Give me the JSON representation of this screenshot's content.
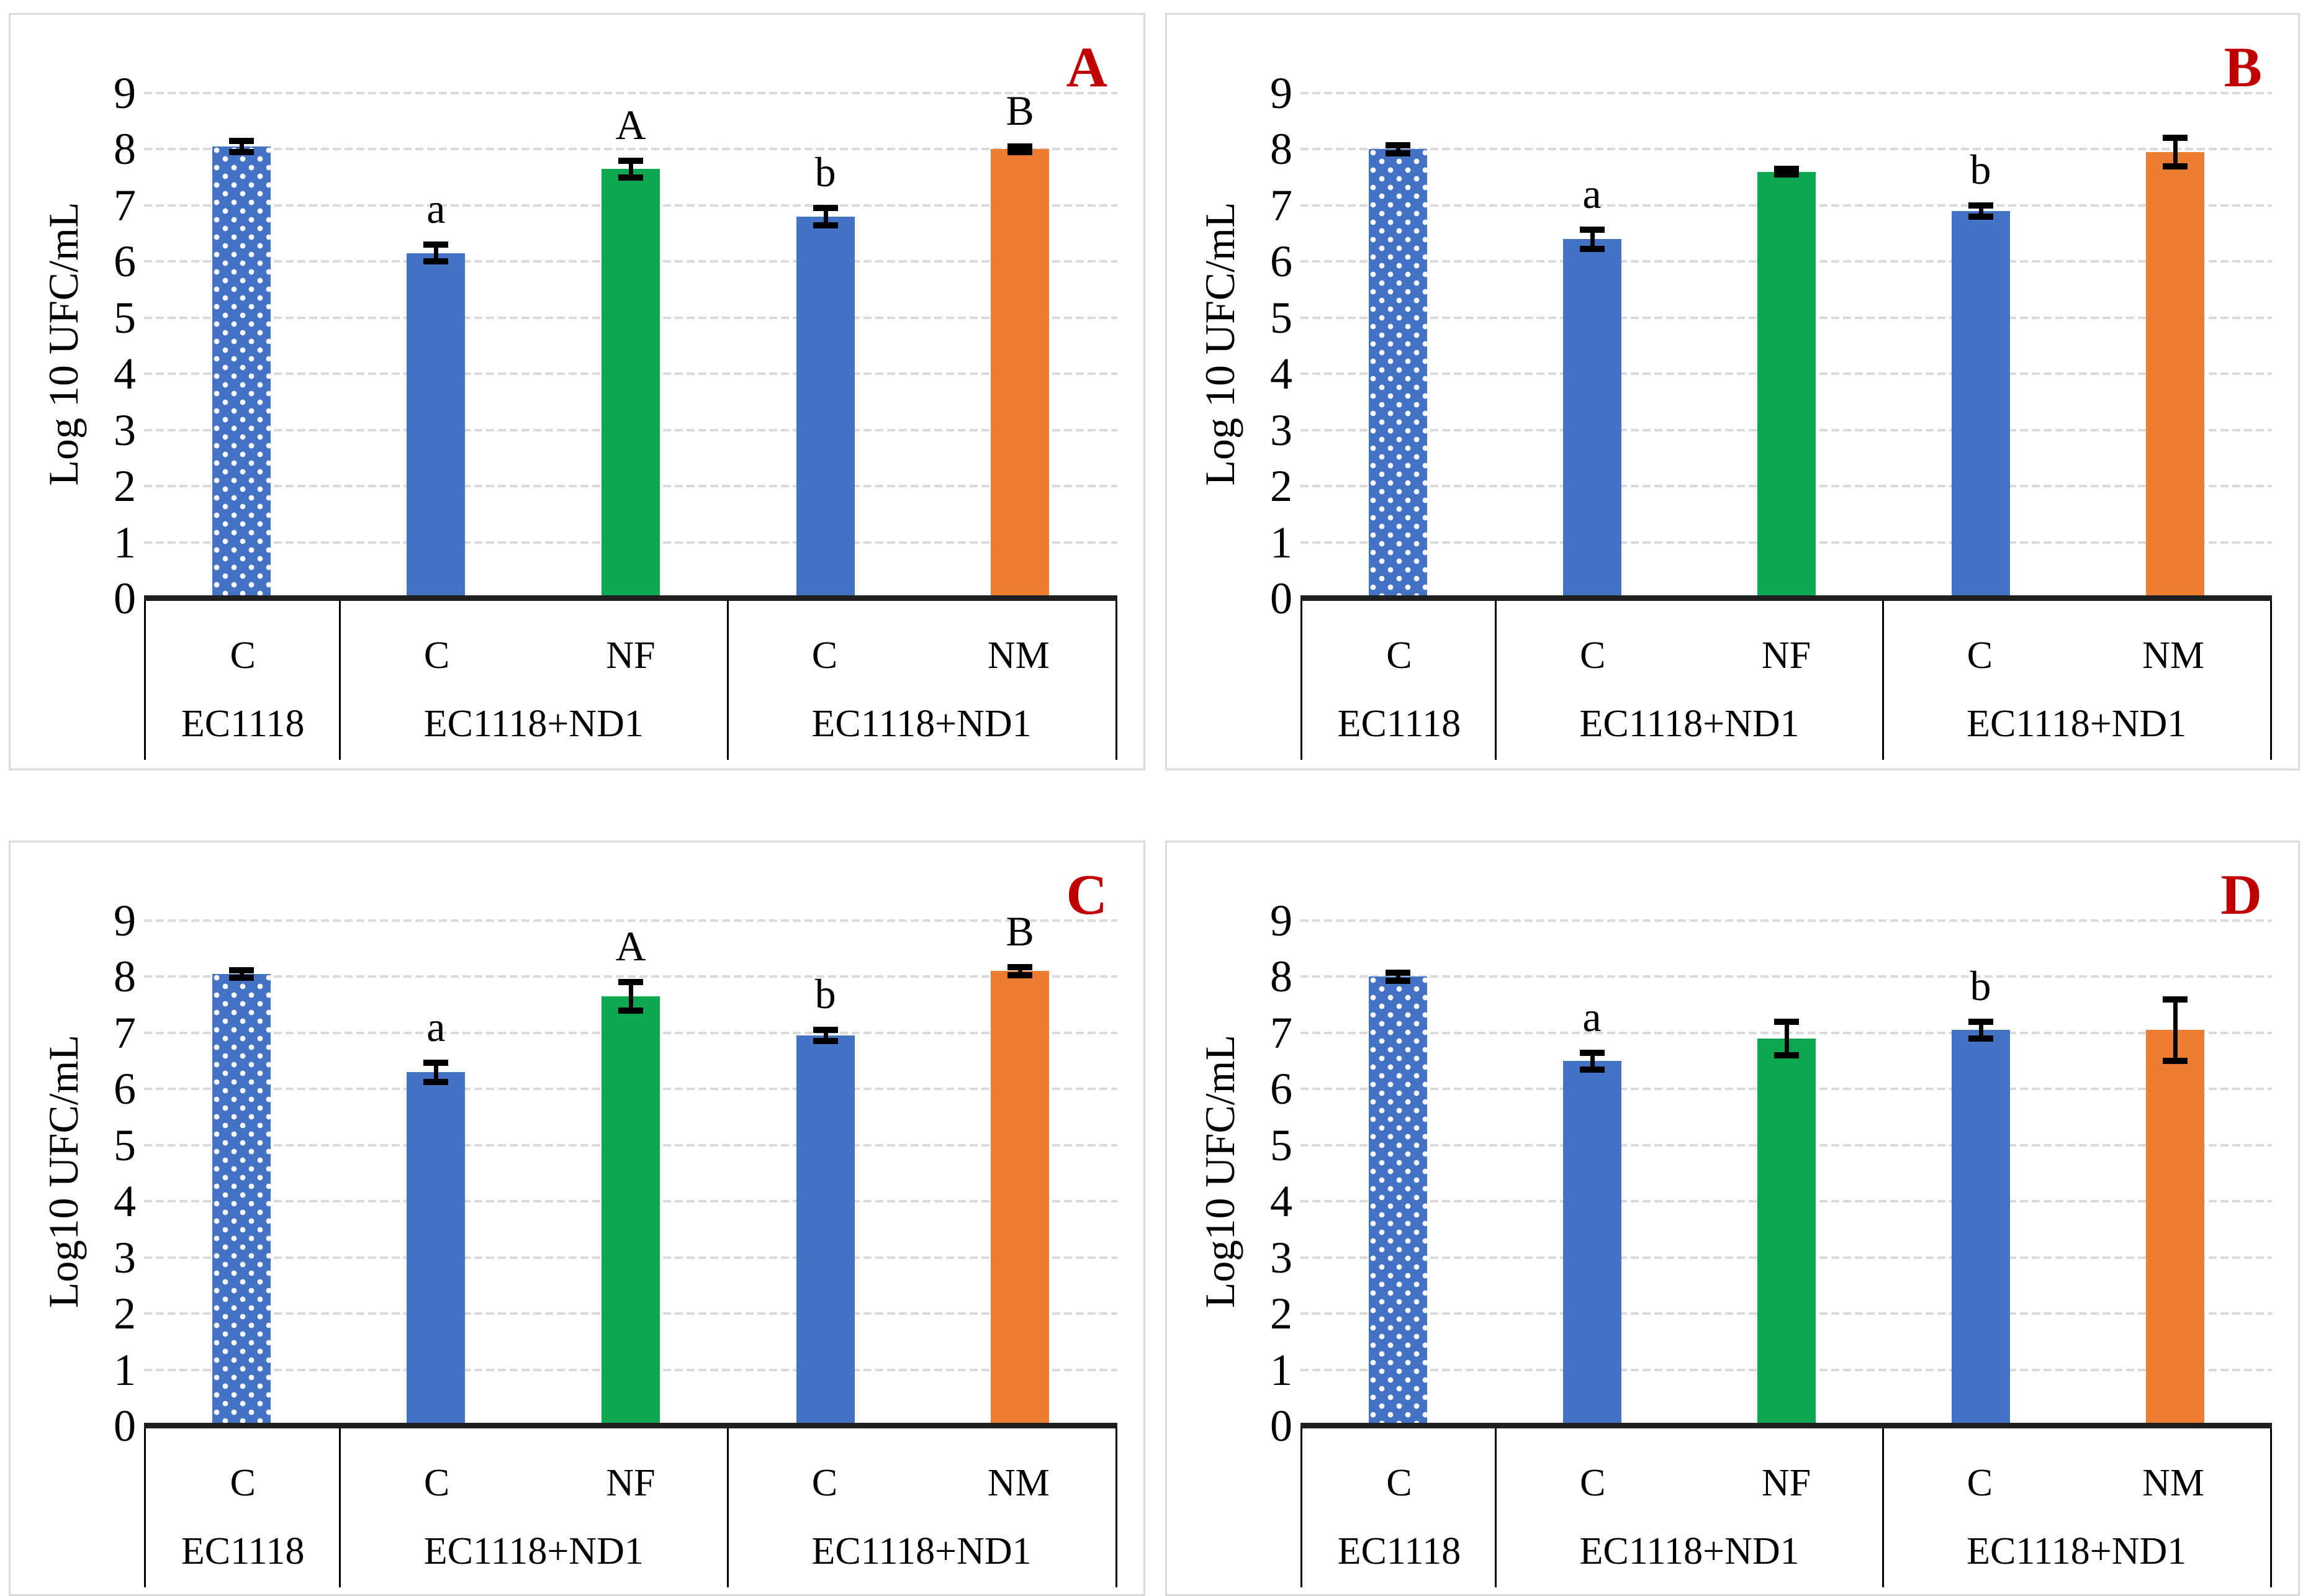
{
  "figure_title": "",
  "colors": {
    "blue": "#4472C4",
    "green": "#0CA750",
    "orange": "#ED7D31",
    "panel_letter_red": "#C00000",
    "gridline": "#D9D9D9",
    "axis_line": "#1F1F1F",
    "error_bar": "#000000"
  },
  "chart_data": [
    {
      "type": "bar",
      "panel_label": "A",
      "ylabel": "Log 10 UFC/mL",
      "ylim": [
        0,
        9
      ],
      "yticks": [
        0,
        1,
        2,
        3,
        4,
        5,
        6,
        7,
        8,
        9
      ],
      "grid": true,
      "legend": "none",
      "groups": [
        {
          "strain": "EC1118",
          "bar_indexes": [
            0
          ]
        },
        {
          "strain": "EC1118+ND1",
          "bar_indexes": [
            1,
            2
          ]
        },
        {
          "strain": "EC1118+ND1",
          "bar_indexes": [
            3,
            4
          ]
        }
      ],
      "bars": [
        {
          "label": "C",
          "value": 8.05,
          "error": 0.1,
          "sig": "",
          "color": "blue",
          "pattern": "dots"
        },
        {
          "label": "C",
          "value": 6.15,
          "error": 0.15,
          "sig": "a",
          "color": "blue",
          "pattern": "solid"
        },
        {
          "label": "NF",
          "value": 7.65,
          "error": 0.15,
          "sig": "A",
          "color": "green",
          "pattern": "solid"
        },
        {
          "label": "C",
          "value": 6.8,
          "error": 0.15,
          "sig": "b",
          "color": "blue",
          "pattern": "solid"
        },
        {
          "label": "NM",
          "value": 8.0,
          "error": 0.05,
          "sig": "B",
          "color": "orange",
          "pattern": "solid"
        }
      ]
    },
    {
      "type": "bar",
      "panel_label": "B",
      "ylabel": "Log 10 UFC/mL",
      "ylim": [
        0,
        9
      ],
      "yticks": [
        0,
        1,
        2,
        3,
        4,
        5,
        6,
        7,
        8,
        9
      ],
      "grid": true,
      "legend": "none",
      "groups": [
        {
          "strain": "EC1118",
          "bar_indexes": [
            0
          ]
        },
        {
          "strain": "EC1118+ND1",
          "bar_indexes": [
            1,
            2
          ]
        },
        {
          "strain": "EC1118+ND1",
          "bar_indexes": [
            3,
            4
          ]
        }
      ],
      "bars": [
        {
          "label": "C",
          "value": 8.0,
          "error": 0.07,
          "sig": "",
          "color": "blue",
          "pattern": "dots"
        },
        {
          "label": "C",
          "value": 6.4,
          "error": 0.17,
          "sig": "a",
          "color": "blue",
          "pattern": "solid"
        },
        {
          "label": "NF",
          "value": 7.6,
          "error": 0.05,
          "sig": "",
          "color": "green",
          "pattern": "solid"
        },
        {
          "label": "C",
          "value": 6.9,
          "error": 0.1,
          "sig": "b",
          "color": "blue",
          "pattern": "solid"
        },
        {
          "label": "NM",
          "value": 7.95,
          "error": 0.25,
          "sig": "",
          "color": "orange",
          "pattern": "solid"
        }
      ]
    },
    {
      "type": "bar",
      "panel_label": "C",
      "ylabel": "Log10 UFC/mL",
      "ylim": [
        0,
        9
      ],
      "yticks": [
        0,
        1,
        2,
        3,
        4,
        5,
        6,
        7,
        8,
        9
      ],
      "grid": true,
      "legend": "none",
      "groups": [
        {
          "strain": "EC1118",
          "bar_indexes": [
            0
          ]
        },
        {
          "strain": "EC1118+ND1",
          "bar_indexes": [
            1,
            2
          ]
        },
        {
          "strain": "EC1118+ND1",
          "bar_indexes": [
            3,
            4
          ]
        }
      ],
      "bars": [
        {
          "label": "C",
          "value": 8.05,
          "error": 0.07,
          "sig": "",
          "color": "blue",
          "pattern": "dots"
        },
        {
          "label": "C",
          "value": 6.3,
          "error": 0.17,
          "sig": "a",
          "color": "blue",
          "pattern": "solid"
        },
        {
          "label": "NF",
          "value": 7.65,
          "error": 0.25,
          "sig": "A",
          "color": "green",
          "pattern": "solid"
        },
        {
          "label": "C",
          "value": 6.95,
          "error": 0.1,
          "sig": "b",
          "color": "blue",
          "pattern": "solid"
        },
        {
          "label": "NM",
          "value": 8.1,
          "error": 0.07,
          "sig": "B",
          "color": "orange",
          "pattern": "solid"
        }
      ]
    },
    {
      "type": "bar",
      "panel_label": "D",
      "ylabel": "Log10 UFC/mL",
      "ylim": [
        0,
        9
      ],
      "yticks": [
        0,
        1,
        2,
        3,
        4,
        5,
        6,
        7,
        8,
        9
      ],
      "grid": true,
      "legend": "none",
      "groups": [
        {
          "strain": "EC1118",
          "bar_indexes": [
            0
          ]
        },
        {
          "strain": "EC1118+ND1",
          "bar_indexes": [
            1,
            2
          ]
        },
        {
          "strain": "EC1118+ND1",
          "bar_indexes": [
            3,
            4
          ]
        }
      ],
      "bars": [
        {
          "label": "C",
          "value": 8.0,
          "error": 0.07,
          "sig": "",
          "color": "blue",
          "pattern": "dots"
        },
        {
          "label": "C",
          "value": 6.5,
          "error": 0.15,
          "sig": "a",
          "color": "blue",
          "pattern": "solid"
        },
        {
          "label": "NF",
          "value": 6.9,
          "error": 0.3,
          "sig": "",
          "color": "green",
          "pattern": "solid"
        },
        {
          "label": "C",
          "value": 7.05,
          "error": 0.15,
          "sig": "b",
          "color": "blue",
          "pattern": "solid"
        },
        {
          "label": "NM",
          "value": 7.05,
          "error": 0.55,
          "sig": "",
          "color": "orange",
          "pattern": "solid"
        }
      ]
    }
  ]
}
● ● ●
Problem statement: All records should be output exactly, with the pictures left out.

Result for this task:
Give me the JSON representation of this screenshot's content.
{
  "figure_title": "",
  "colors": {
    "blue": "#4472C4",
    "green": "#0CA750",
    "orange": "#ED7D31",
    "panel_letter_red": "#C00000",
    "gridline": "#D9D9D9",
    "axis_line": "#1F1F1F",
    "error_bar": "#000000"
  },
  "chart_data": [
    {
      "type": "bar",
      "panel_label": "A",
      "ylabel": "Log 10 UFC/mL",
      "ylim": [
        0,
        9
      ],
      "yticks": [
        0,
        1,
        2,
        3,
        4,
        5,
        6,
        7,
        8,
        9
      ],
      "grid": true,
      "legend": "none",
      "groups": [
        {
          "strain": "EC1118",
          "bar_indexes": [
            0
          ]
        },
        {
          "strain": "EC1118+ND1",
          "bar_indexes": [
            1,
            2
          ]
        },
        {
          "strain": "EC1118+ND1",
          "bar_indexes": [
            3,
            4
          ]
        }
      ],
      "bars": [
        {
          "label": "C",
          "value": 8.05,
          "error": 0.1,
          "sig": "",
          "color": "blue",
          "pattern": "dots"
        },
        {
          "label": "C",
          "value": 6.15,
          "error": 0.15,
          "sig": "a",
          "color": "blue",
          "pattern": "solid"
        },
        {
          "label": "NF",
          "value": 7.65,
          "error": 0.15,
          "sig": "A",
          "color": "green",
          "pattern": "solid"
        },
        {
          "label": "C",
          "value": 6.8,
          "error": 0.15,
          "sig": "b",
          "color": "blue",
          "pattern": "solid"
        },
        {
          "label": "NM",
          "value": 8.0,
          "error": 0.05,
          "sig": "B",
          "color": "orange",
          "pattern": "solid"
        }
      ]
    },
    {
      "type": "bar",
      "panel_label": "B",
      "ylabel": "Log 10 UFC/mL",
      "ylim": [
        0,
        9
      ],
      "yticks": [
        0,
        1,
        2,
        3,
        4,
        5,
        6,
        7,
        8,
        9
      ],
      "grid": true,
      "legend": "none",
      "groups": [
        {
          "strain": "EC1118",
          "bar_indexes": [
            0
          ]
        },
        {
          "strain": "EC1118+ND1",
          "bar_indexes": [
            1,
            2
          ]
        },
        {
          "strain": "EC1118+ND1",
          "bar_indexes": [
            3,
            4
          ]
        }
      ],
      "bars": [
        {
          "label": "C",
          "value": 8.0,
          "error": 0.07,
          "sig": "",
          "color": "blue",
          "pattern": "dots"
        },
        {
          "label": "C",
          "value": 6.4,
          "error": 0.17,
          "sig": "a",
          "color": "blue",
          "pattern": "solid"
        },
        {
          "label": "NF",
          "value": 7.6,
          "error": 0.05,
          "sig": "",
          "color": "green",
          "pattern": "solid"
        },
        {
          "label": "C",
          "value": 6.9,
          "error": 0.1,
          "sig": "b",
          "color": "blue",
          "pattern": "solid"
        },
        {
          "label": "NM",
          "value": 7.95,
          "error": 0.25,
          "sig": "",
          "color": "orange",
          "pattern": "solid"
        }
      ]
    },
    {
      "type": "bar",
      "panel_label": "C",
      "ylabel": "Log10 UFC/mL",
      "ylim": [
        0,
        9
      ],
      "yticks": [
        0,
        1,
        2,
        3,
        4,
        5,
        6,
        7,
        8,
        9
      ],
      "grid": true,
      "legend": "none",
      "groups": [
        {
          "strain": "EC1118",
          "bar_indexes": [
            0
          ]
        },
        {
          "strain": "EC1118+ND1",
          "bar_indexes": [
            1,
            2
          ]
        },
        {
          "strain": "EC1118+ND1",
          "bar_indexes": [
            3,
            4
          ]
        }
      ],
      "bars": [
        {
          "label": "C",
          "value": 8.05,
          "error": 0.07,
          "sig": "",
          "color": "blue",
          "pattern": "dots"
        },
        {
          "label": "C",
          "value": 6.3,
          "error": 0.17,
          "sig": "a",
          "color": "blue",
          "pattern": "solid"
        },
        {
          "label": "NF",
          "value": 7.65,
          "error": 0.25,
          "sig": "A",
          "color": "green",
          "pattern": "solid"
        },
        {
          "label": "C",
          "value": 6.95,
          "error": 0.1,
          "sig": "b",
          "color": "blue",
          "pattern": "solid"
        },
        {
          "label": "NM",
          "value": 8.1,
          "error": 0.07,
          "sig": "B",
          "color": "orange",
          "pattern": "solid"
        }
      ]
    },
    {
      "type": "bar",
      "panel_label": "D",
      "ylabel": "Log10 UFC/mL",
      "ylim": [
        0,
        9
      ],
      "yticks": [
        0,
        1,
        2,
        3,
        4,
        5,
        6,
        7,
        8,
        9
      ],
      "grid": true,
      "legend": "none",
      "groups": [
        {
          "strain": "EC1118",
          "bar_indexes": [
            0
          ]
        },
        {
          "strain": "EC1118+ND1",
          "bar_indexes": [
            1,
            2
          ]
        },
        {
          "strain": "EC1118+ND1",
          "bar_indexes": [
            3,
            4
          ]
        }
      ],
      "bars": [
        {
          "label": "C",
          "value": 8.0,
          "error": 0.07,
          "sig": "",
          "color": "blue",
          "pattern": "dots"
        },
        {
          "label": "C",
          "value": 6.5,
          "error": 0.15,
          "sig": "a",
          "color": "blue",
          "pattern": "solid"
        },
        {
          "label": "NF",
          "value": 6.9,
          "error": 0.3,
          "sig": "",
          "color": "green",
          "pattern": "solid"
        },
        {
          "label": "C",
          "value": 7.05,
          "error": 0.15,
          "sig": "b",
          "color": "blue",
          "pattern": "solid"
        },
        {
          "label": "NM",
          "value": 7.05,
          "error": 0.55,
          "sig": "",
          "color": "orange",
          "pattern": "solid"
        }
      ]
    }
  ]
}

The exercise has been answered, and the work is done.